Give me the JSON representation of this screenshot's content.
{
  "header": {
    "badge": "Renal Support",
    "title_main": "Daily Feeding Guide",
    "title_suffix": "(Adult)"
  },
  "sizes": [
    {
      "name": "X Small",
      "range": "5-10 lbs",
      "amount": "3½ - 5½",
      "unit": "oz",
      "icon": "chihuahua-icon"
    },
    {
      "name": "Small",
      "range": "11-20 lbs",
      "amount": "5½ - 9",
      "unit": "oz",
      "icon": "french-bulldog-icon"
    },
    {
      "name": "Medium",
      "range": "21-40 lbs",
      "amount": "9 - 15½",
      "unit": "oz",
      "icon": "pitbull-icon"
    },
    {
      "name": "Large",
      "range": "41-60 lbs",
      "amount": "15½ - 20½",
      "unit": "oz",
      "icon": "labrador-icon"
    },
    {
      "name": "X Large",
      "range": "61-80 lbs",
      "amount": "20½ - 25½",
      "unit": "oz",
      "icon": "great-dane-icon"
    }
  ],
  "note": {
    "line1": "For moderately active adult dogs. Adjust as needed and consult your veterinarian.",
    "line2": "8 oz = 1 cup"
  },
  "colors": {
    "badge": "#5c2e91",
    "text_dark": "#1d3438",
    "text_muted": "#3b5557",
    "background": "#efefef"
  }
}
-.-.-
- **Short exercise**
Every entry should be printed again exactly as written.

- **Written answer**
Give me the JSON representation of this screenshot's content.
{
  "header": {
    "badge": "Renal Support",
    "title_main": "Daily Feeding Guide",
    "title_suffix": "(Adult)"
  },
  "sizes": [
    {
      "name": "X Small",
      "range": "5-10 lbs",
      "amount": "3½ - 5½",
      "unit": "oz",
      "icon": "chihuahua-icon"
    },
    {
      "name": "Small",
      "range": "11-20 lbs",
      "amount": "5½ - 9",
      "unit": "oz",
      "icon": "french-bulldog-icon"
    },
    {
      "name": "Medium",
      "range": "21-40 lbs",
      "amount": "9 - 15½",
      "unit": "oz",
      "icon": "pitbull-icon"
    },
    {
      "name": "Large",
      "range": "41-60 lbs",
      "amount": "15½ - 20½",
      "unit": "oz",
      "icon": "labrador-icon"
    },
    {
      "name": "X Large",
      "range": "61-80 lbs",
      "amount": "20½ - 25½",
      "unit": "oz",
      "icon": "great-dane-icon"
    }
  ],
  "note": {
    "line1": "For moderately active adult dogs. Adjust as needed and consult your veterinarian.",
    "line2": "8 oz = 1 cup"
  },
  "colors": {
    "badge": "#5c2e91",
    "text_dark": "#1d3438",
    "text_muted": "#3b5557",
    "background": "#efefef"
  }
}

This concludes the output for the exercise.